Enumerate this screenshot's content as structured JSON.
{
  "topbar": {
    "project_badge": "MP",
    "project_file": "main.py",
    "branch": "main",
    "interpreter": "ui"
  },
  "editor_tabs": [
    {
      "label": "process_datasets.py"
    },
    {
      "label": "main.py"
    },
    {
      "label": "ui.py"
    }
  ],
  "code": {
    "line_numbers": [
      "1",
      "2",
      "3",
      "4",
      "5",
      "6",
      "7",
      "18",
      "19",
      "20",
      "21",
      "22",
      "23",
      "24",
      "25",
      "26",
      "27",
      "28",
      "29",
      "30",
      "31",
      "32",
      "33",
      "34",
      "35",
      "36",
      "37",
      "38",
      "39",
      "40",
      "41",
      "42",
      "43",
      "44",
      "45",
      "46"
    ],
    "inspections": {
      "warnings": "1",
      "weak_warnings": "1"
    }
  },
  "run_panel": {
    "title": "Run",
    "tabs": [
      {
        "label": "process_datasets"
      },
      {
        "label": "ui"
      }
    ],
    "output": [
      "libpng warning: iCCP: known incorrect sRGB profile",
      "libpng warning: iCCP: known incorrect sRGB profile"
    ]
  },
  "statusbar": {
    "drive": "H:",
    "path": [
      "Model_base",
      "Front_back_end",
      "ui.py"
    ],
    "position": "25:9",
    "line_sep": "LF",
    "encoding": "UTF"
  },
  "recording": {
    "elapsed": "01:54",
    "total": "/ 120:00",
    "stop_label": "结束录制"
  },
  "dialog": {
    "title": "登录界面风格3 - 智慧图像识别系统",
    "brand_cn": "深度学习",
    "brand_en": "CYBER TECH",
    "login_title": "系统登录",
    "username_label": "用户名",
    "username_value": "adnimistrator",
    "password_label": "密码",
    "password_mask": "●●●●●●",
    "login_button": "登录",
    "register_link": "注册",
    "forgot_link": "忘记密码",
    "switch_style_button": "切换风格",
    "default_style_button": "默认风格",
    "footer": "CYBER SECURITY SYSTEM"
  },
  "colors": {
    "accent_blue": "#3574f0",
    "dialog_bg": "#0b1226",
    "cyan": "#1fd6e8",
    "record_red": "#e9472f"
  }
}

-=-=-=-=-

State how many lines hold the word "iCCP". The number is the whole answer.

- **THE OUTPUT**
2